## Problem to work on
Copy every one of the following rows verbatim, without changing any character.
* BEGIN Provided data *
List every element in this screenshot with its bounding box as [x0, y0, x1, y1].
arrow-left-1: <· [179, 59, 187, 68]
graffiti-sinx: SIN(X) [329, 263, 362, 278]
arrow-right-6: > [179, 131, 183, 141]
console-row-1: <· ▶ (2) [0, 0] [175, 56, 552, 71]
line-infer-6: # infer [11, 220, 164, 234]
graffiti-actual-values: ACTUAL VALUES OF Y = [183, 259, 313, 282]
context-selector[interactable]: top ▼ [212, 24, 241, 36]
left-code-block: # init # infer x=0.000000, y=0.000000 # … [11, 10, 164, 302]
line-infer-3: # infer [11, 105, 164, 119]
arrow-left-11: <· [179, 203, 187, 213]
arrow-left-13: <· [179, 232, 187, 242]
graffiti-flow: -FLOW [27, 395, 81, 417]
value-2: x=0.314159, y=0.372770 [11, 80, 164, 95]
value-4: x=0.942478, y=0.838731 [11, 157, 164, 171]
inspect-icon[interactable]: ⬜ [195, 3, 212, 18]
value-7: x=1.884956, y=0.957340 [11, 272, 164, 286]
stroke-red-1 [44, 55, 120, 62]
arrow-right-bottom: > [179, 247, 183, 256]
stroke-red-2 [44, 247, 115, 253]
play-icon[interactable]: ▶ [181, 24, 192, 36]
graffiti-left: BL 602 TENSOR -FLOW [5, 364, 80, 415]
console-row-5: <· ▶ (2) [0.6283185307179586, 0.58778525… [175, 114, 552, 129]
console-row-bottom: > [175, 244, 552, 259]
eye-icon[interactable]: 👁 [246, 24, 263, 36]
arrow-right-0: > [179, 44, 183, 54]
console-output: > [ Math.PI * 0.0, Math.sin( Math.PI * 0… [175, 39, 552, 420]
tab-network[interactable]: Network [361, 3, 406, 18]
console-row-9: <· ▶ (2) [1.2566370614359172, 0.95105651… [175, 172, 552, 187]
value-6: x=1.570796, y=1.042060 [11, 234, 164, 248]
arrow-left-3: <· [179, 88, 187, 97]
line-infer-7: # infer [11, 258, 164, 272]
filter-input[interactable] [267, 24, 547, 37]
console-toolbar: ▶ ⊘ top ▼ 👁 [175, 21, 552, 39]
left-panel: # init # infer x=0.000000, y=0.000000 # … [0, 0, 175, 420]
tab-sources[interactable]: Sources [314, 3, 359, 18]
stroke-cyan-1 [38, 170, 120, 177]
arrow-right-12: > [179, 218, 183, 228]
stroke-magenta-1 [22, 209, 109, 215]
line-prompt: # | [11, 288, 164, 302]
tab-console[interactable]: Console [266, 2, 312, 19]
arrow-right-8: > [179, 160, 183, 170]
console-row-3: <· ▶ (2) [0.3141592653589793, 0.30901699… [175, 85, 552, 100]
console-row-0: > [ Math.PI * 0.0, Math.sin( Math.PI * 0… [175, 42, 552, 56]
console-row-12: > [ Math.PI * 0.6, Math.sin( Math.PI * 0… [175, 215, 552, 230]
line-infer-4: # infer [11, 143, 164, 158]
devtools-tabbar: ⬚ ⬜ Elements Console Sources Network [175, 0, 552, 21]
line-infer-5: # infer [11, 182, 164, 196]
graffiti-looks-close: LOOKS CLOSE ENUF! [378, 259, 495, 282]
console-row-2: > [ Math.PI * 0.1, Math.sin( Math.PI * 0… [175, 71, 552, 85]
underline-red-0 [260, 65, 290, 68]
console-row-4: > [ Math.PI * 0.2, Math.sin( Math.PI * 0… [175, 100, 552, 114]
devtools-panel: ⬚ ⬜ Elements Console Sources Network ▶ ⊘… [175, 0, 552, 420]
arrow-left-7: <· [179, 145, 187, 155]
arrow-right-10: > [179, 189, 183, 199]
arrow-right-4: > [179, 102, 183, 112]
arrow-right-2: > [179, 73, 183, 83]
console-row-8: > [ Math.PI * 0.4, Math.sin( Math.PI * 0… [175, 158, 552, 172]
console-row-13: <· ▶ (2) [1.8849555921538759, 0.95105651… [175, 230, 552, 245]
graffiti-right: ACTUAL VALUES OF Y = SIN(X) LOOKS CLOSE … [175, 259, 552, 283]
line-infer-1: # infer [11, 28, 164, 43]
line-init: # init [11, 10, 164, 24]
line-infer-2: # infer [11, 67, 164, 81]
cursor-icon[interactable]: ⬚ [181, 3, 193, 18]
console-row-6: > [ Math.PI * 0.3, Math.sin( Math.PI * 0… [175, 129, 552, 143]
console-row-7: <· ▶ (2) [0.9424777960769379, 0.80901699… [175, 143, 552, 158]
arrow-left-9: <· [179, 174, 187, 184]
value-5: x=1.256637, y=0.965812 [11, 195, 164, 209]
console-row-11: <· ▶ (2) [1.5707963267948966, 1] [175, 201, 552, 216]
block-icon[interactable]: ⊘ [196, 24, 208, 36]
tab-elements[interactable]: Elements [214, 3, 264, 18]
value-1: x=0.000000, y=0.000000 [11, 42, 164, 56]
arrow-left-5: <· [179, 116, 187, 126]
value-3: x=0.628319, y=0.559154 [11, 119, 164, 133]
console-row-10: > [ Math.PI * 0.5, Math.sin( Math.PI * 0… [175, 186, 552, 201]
* END Provided data *
## Task solution
List every element in this screenshot with its bounding box as [x0, y0, x1, y1].
arrow-left-1: <· [179, 59, 187, 68]
graffiti-sinx: SIN(X) [329, 263, 362, 278]
arrow-right-6: > [179, 131, 183, 141]
console-row-1: <· ▶ (2) [0, 0] [175, 56, 552, 71]
line-infer-6: # infer [11, 220, 164, 234]
graffiti-actual-values: ACTUAL VALUES OF Y = [183, 259, 313, 282]
context-selector[interactable]: top ▼ [212, 24, 241, 36]
left-code-block: # init # infer x=0.000000, y=0.000000 # … [11, 10, 164, 302]
line-infer-3: # infer [11, 105, 164, 119]
arrow-left-11: <· [179, 203, 187, 213]
arrow-left-13: <· [179, 232, 187, 242]
graffiti-flow: -FLOW [27, 395, 81, 417]
value-2: x=0.314159, y=0.372770 [11, 80, 164, 95]
value-4: x=0.942478, y=0.838731 [11, 157, 164, 171]
inspect-icon[interactable]: ⬜ [195, 3, 212, 18]
value-7: x=1.884956, y=0.957340 [11, 272, 164, 286]
stroke-red-1 [44, 55, 120, 62]
arrow-right-bottom: > [179, 247, 183, 256]
stroke-red-2 [44, 247, 115, 253]
play-icon[interactable]: ▶ [181, 24, 192, 36]
graffiti-left: BL 602 TENSOR -FLOW [5, 364, 80, 415]
console-row-5: <· ▶ (2) [0.6283185307179586, 0.58778525… [175, 114, 552, 129]
console-row-bottom: > [175, 244, 552, 259]
eye-icon[interactable]: 👁 [246, 24, 263, 36]
arrow-right-0: > [179, 44, 183, 54]
console-output: > [ Math.PI * 0.0, Math.sin( Math.PI * 0… [175, 39, 552, 420]
tab-network[interactable]: Network [361, 3, 406, 18]
console-row-9: <· ▶ (2) [1.2566370614359172, 0.95105651… [175, 172, 552, 187]
value-6: x=1.570796, y=1.042060 [11, 234, 164, 248]
arrow-left-3: <· [179, 88, 187, 97]
line-infer-7: # infer [11, 258, 164, 272]
filter-input[interactable] [267, 24, 547, 37]
console-toolbar: ▶ ⊘ top ▼ 👁 [175, 21, 552, 39]
left-panel: # init # infer x=0.000000, y=0.000000 # … [0, 0, 175, 420]
tab-sources[interactable]: Sources [314, 3, 359, 18]
stroke-cyan-1 [38, 170, 120, 177]
arrow-right-12: > [179, 218, 183, 228]
stroke-magenta-1 [22, 209, 109, 215]
line-prompt: # | [11, 288, 164, 302]
tab-console[interactable]: Console [266, 2, 312, 19]
arrow-right-8: > [179, 160, 183, 170]
console-row-3: <· ▶ (2) [0.3141592653589793, 0.30901699… [175, 85, 552, 100]
console-row-0: > [ Math.PI * 0.0, Math.sin( Math.PI * 0… [175, 42, 552, 56]
console-row-12: > [ Math.PI * 0.6, Math.sin( Math.PI * 0… [175, 215, 552, 230]
line-infer-4: # infer [11, 143, 164, 158]
devtools-tabbar: ⬚ ⬜ Elements Console Sources Network [175, 0, 552, 21]
line-infer-5: # infer [11, 182, 164, 196]
graffiti-looks-close: LOOKS CLOSE ENUF! [378, 259, 495, 282]
console-row-2: > [ Math.PI * 0.1, Math.sin( Math.PI * 0… [175, 71, 552, 85]
underline-red-0 [260, 65, 290, 68]
console-row-4: > [ Math.PI * 0.2, Math.sin( Math.PI * 0… [175, 100, 552, 114]
devtools-panel: ⬚ ⬜ Elements Console Sources Network ▶ ⊘… [175, 0, 552, 420]
arrow-left-7: <· [179, 145, 187, 155]
arrow-right-10: > [179, 189, 183, 199]
arrow-right-4: > [179, 102, 183, 112]
arrow-right-2: > [179, 73, 183, 83]
console-row-8: > [ Math.PI * 0.4, Math.sin( Math.PI * 0… [175, 158, 552, 172]
console-row-13: <· ▶ (2) [1.8849555921538759, 0.95105651… [175, 230, 552, 245]
graffiti-right: ACTUAL VALUES OF Y = SIN(X) LOOKS CLOSE … [175, 259, 552, 283]
line-infer-1: # infer [11, 28, 164, 43]
line-init: # init [11, 10, 164, 24]
line-infer-2: # infer [11, 67, 164, 81]
cursor-icon[interactable]: ⬚ [181, 3, 193, 18]
console-row-6: > [ Math.PI * 0.3, Math.sin( Math.PI * 0… [175, 129, 552, 143]
console-row-7: <· ▶ (2) [0.9424777960769379, 0.80901699… [175, 143, 552, 158]
arrow-left-9: <· [179, 174, 187, 184]
value-5: x=1.256637, y=0.965812 [11, 195, 164, 209]
console-row-11: <· ▶ (2) [1.5707963267948966, 1] [175, 201, 552, 216]
block-icon[interactable]: ⊘ [196, 24, 208, 36]
tab-elements[interactable]: Elements [214, 3, 264, 18]
value-1: x=0.000000, y=0.000000 [11, 42, 164, 56]
arrow-left-5: <· [179, 116, 187, 126]
value-3: x=0.628319, y=0.559154 [11, 119, 164, 133]
console-row-10: > [ Math.PI * 0.5, Math.sin( Math.PI * 0… [175, 186, 552, 201]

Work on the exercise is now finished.